-- Begin Data provided --

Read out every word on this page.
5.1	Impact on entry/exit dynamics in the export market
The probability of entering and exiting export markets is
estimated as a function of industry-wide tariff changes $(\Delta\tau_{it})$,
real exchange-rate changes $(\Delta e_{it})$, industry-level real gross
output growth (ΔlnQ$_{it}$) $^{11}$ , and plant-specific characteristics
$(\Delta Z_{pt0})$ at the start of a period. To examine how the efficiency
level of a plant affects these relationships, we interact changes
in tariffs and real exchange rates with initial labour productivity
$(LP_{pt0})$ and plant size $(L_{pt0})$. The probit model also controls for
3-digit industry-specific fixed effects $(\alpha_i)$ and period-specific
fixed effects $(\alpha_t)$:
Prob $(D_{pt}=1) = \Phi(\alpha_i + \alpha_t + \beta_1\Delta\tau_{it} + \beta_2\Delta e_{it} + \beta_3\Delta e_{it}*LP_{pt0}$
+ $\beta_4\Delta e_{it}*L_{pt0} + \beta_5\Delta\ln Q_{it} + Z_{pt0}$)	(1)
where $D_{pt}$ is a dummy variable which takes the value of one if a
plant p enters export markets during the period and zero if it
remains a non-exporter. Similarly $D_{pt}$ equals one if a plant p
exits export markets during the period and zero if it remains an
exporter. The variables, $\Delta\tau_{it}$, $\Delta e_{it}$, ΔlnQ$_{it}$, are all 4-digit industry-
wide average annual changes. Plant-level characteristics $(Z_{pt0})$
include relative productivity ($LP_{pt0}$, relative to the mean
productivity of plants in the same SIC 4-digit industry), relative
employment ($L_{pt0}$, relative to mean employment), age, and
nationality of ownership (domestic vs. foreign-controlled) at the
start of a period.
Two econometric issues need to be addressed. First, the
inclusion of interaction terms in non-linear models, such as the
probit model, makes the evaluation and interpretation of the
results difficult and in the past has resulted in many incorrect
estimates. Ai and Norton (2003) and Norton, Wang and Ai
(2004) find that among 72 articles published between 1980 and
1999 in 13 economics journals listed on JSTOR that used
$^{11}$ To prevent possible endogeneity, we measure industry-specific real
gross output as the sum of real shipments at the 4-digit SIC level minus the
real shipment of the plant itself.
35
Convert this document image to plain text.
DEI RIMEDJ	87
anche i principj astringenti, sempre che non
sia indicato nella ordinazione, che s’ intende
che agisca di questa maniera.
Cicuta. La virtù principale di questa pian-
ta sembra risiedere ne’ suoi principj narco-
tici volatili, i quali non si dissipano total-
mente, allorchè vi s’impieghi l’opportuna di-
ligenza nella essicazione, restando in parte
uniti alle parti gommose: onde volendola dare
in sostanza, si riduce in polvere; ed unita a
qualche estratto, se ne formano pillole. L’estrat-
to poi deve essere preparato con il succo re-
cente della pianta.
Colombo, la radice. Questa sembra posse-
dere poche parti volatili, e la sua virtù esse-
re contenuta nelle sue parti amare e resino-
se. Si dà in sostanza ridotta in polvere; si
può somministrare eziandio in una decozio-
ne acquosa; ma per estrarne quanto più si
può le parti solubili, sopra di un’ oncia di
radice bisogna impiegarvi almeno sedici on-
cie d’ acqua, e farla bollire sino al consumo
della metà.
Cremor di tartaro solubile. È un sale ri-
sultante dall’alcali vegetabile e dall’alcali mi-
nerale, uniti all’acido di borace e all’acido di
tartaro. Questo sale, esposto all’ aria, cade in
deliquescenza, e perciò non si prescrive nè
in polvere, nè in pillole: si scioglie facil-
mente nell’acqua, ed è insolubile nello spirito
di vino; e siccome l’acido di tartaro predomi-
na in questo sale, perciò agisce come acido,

-- End Data provided --

Written instruction: Reproduce all of the data exactly as given.

Answer to this exercise:
Read out every word on this page.
5.1	Impact on entry/exit dynamics in the export market
The probability of entering and exiting export markets is
estimated as a function of industry-wide tariff changes $(\Delta\tau_{it})$,
real exchange-rate changes $(\Delta e_{it})$, industry-level real gross
output growth (ΔlnQ$_{it}$) $^{11}$ , and plant-specific characteristics
$(\Delta Z_{pt0})$ at the start of a period. To examine how the efficiency
level of a plant affects these relationships, we interact changes
in tariffs and real exchange rates with initial labour productivity
$(LP_{pt0})$ and plant size $(L_{pt0})$. The probit model also controls for
3-digit industry-specific fixed effects $(\alpha_i)$ and period-specific
fixed effects $(\alpha_t)$:
Prob $(D_{pt}=1) = \Phi(\alpha_i + \alpha_t + \beta_1\Delta\tau_{it} + \beta_2\Delta e_{it} + \beta_3\Delta e_{it}*LP_{pt0}$
+ $\beta_4\Delta e_{it}*L_{pt0} + \beta_5\Delta\ln Q_{it} + Z_{pt0}$)	(1)
where $D_{pt}$ is a dummy variable which takes the value of one if a
plant p enters export markets during the period and zero if it
remains a non-exporter. Similarly $D_{pt}$ equals one if a plant p
exits export markets during the period and zero if it remains an
exporter. The variables, $\Delta\tau_{it}$, $\Delta e_{it}$, ΔlnQ$_{it}$, are all 4-digit industry-
wide average annual changes. Plant-level characteristics $(Z_{pt0})$
include relative productivity ($LP_{pt0}$, relative to the mean
productivity of plants in the same SIC 4-digit industry), relative
employment ($L_{pt0}$, relative to mean employment), age, and
nationality of ownership (domestic vs. foreign-controlled) at the
start of a period.
Two econometric issues need to be addressed. First, the
inclusion of interaction terms in non-linear models, such as the
probit model, makes the evaluation and interpretation of the
results difficult and in the past has resulted in many incorrect
estimates. Ai and Norton (2003) and Norton, Wang and Ai
(2004) find that among 72 articles published between 1980 and
1999 in 13 economics journals listed on JSTOR that used
$^{11}$ To prevent possible endogeneity, we measure industry-specific real
gross output as the sum of real shipments at the 4-digit SIC level minus the
real shipment of the plant itself.
35
Convert this document image to plain text.
DEI RIMEDJ	87
anche i principj astringenti, sempre che non
sia indicato nella ordinazione, che s’ intende
che agisca di questa maniera.
Cicuta. La virtù principale di questa pian-
ta sembra risiedere ne’ suoi principj narco-
tici volatili, i quali non si dissipano total-
mente, allorchè vi s’impieghi l’opportuna di-
ligenza nella essicazione, restando in parte
uniti alle parti gommose: onde volendola dare
in sostanza, si riduce in polvere; ed unita a
qualche estratto, se ne formano pillole. L’estrat-
to poi deve essere preparato con il succo re-
cente della pianta.
Colombo, la radice. Questa sembra posse-
dere poche parti volatili, e la sua virtù esse-
re contenuta nelle sue parti amare e resino-
se. Si dà in sostanza ridotta in polvere; si
può somministrare eziandio in una decozio-
ne acquosa; ma per estrarne quanto più si
può le parti solubili, sopra di un’ oncia di
radice bisogna impiegarvi almeno sedici on-
cie d’ acqua, e farla bollire sino al consumo
della metà.
Cremor di tartaro solubile. È un sale ri-
sultante dall’alcali vegetabile e dall’alcali mi-
nerale, uniti all’acido di borace e all’acido di
tartaro. Questo sale, esposto all’ aria, cade in
deliquescenza, e perciò non si prescrive nè
in polvere, nè in pillole: si scioglie facil-
mente nell’acqua, ed è insolubile nello spirito
di vino; e siccome l’acido di tartaro predomi-
na in questo sale, perciò agisce come acido,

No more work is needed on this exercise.